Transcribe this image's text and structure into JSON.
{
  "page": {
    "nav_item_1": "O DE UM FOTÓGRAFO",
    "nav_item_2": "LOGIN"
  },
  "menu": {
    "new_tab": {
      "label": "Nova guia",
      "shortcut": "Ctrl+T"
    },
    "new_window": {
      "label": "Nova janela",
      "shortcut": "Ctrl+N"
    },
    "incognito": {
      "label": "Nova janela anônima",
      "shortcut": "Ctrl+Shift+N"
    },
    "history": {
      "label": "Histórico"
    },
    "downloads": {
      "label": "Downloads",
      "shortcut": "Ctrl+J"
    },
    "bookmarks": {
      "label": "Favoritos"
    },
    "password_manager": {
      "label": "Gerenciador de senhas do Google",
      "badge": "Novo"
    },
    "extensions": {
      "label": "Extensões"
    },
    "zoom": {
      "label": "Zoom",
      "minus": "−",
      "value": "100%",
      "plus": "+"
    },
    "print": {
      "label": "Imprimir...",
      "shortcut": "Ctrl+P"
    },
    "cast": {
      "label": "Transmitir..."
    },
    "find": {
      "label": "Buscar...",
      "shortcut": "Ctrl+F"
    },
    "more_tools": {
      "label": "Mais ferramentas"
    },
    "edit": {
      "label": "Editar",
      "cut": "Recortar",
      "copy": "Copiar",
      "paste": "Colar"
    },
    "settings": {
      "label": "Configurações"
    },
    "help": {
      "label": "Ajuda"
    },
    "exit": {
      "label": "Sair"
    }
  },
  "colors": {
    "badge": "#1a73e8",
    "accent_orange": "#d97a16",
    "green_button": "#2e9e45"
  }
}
★ ★ ★ ★ ★
Extract every record and return it verbatim.

Transcribe this image's text and structure into JSON.
{
  "page": {
    "nav_item_1": "O DE UM FOTÓGRAFO",
    "nav_item_2": "LOGIN"
  },
  "menu": {
    "new_tab": {
      "label": "Nova guia",
      "shortcut": "Ctrl+T"
    },
    "new_window": {
      "label": "Nova janela",
      "shortcut": "Ctrl+N"
    },
    "incognito": {
      "label": "Nova janela anônima",
      "shortcut": "Ctrl+Shift+N"
    },
    "history": {
      "label": "Histórico"
    },
    "downloads": {
      "label": "Downloads",
      "shortcut": "Ctrl+J"
    },
    "bookmarks": {
      "label": "Favoritos"
    },
    "password_manager": {
      "label": "Gerenciador de senhas do Google",
      "badge": "Novo"
    },
    "extensions": {
      "label": "Extensões"
    },
    "zoom": {
      "label": "Zoom",
      "minus": "−",
      "value": "100%",
      "plus": "+"
    },
    "print": {
      "label": "Imprimir...",
      "shortcut": "Ctrl+P"
    },
    "cast": {
      "label": "Transmitir..."
    },
    "find": {
      "label": "Buscar...",
      "shortcut": "Ctrl+F"
    },
    "more_tools": {
      "label": "Mais ferramentas"
    },
    "edit": {
      "label": "Editar",
      "cut": "Recortar",
      "copy": "Copiar",
      "paste": "Colar"
    },
    "settings": {
      "label": "Configurações"
    },
    "help": {
      "label": "Ajuda"
    },
    "exit": {
      "label": "Sair"
    }
  },
  "colors": {
    "badge": "#1a73e8",
    "accent_orange": "#d97a16",
    "green_button": "#2e9e45"
  }
}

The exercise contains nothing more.